> Description of the task
Beneath this task is a listing; retype all of it exactly.

(Data entries)
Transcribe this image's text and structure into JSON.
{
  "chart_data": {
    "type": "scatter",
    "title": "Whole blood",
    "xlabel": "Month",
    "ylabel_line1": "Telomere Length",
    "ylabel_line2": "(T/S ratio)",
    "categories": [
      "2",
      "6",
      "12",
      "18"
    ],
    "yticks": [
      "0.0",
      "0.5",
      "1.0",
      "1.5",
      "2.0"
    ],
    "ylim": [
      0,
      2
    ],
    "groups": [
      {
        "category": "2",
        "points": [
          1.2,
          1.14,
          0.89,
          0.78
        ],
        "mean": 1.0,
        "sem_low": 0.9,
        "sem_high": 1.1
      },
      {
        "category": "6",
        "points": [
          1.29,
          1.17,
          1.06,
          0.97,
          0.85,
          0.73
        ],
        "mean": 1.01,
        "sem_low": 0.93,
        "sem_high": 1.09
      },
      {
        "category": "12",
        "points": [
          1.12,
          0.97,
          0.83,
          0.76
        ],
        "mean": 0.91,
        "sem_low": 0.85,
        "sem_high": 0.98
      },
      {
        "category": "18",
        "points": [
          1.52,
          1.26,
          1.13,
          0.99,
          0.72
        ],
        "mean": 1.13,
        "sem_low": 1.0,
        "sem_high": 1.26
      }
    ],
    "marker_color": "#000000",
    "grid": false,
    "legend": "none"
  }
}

> Expected output
Transcribe this image's text and structure into JSON.
{
  "chart_data": {
    "type": "scatter",
    "title": "Whole blood",
    "xlabel": "Month",
    "ylabel_line1": "Telomere Length",
    "ylabel_line2": "(T/S ratio)",
    "categories": [
      "2",
      "6",
      "12",
      "18"
    ],
    "yticks": [
      "0.0",
      "0.5",
      "1.0",
      "1.5",
      "2.0"
    ],
    "ylim": [
      0,
      2
    ],
    "groups": [
      {
        "category": "2",
        "points": [
          1.2,
          1.14,
          0.89,
          0.78
        ],
        "mean": 1.0,
        "sem_low": 0.9,
        "sem_high": 1.1
      },
      {
        "category": "6",
        "points": [
          1.29,
          1.17,
          1.06,
          0.97,
          0.85,
          0.73
        ],
        "mean": 1.01,
        "sem_low": 0.93,
        "sem_high": 1.09
      },
      {
        "category": "12",
        "points": [
          1.12,
          0.97,
          0.83,
          0.76
        ],
        "mean": 0.91,
        "sem_low": 0.85,
        "sem_high": 0.98
      },
      {
        "category": "18",
        "points": [
          1.52,
          1.26,
          1.13,
          0.99,
          0.72
        ],
        "mean": 1.13,
        "sem_low": 1.0,
        "sem_high": 1.26
      }
    ],
    "marker_color": "#000000",
    "grid": false,
    "legend": "none"
  }
}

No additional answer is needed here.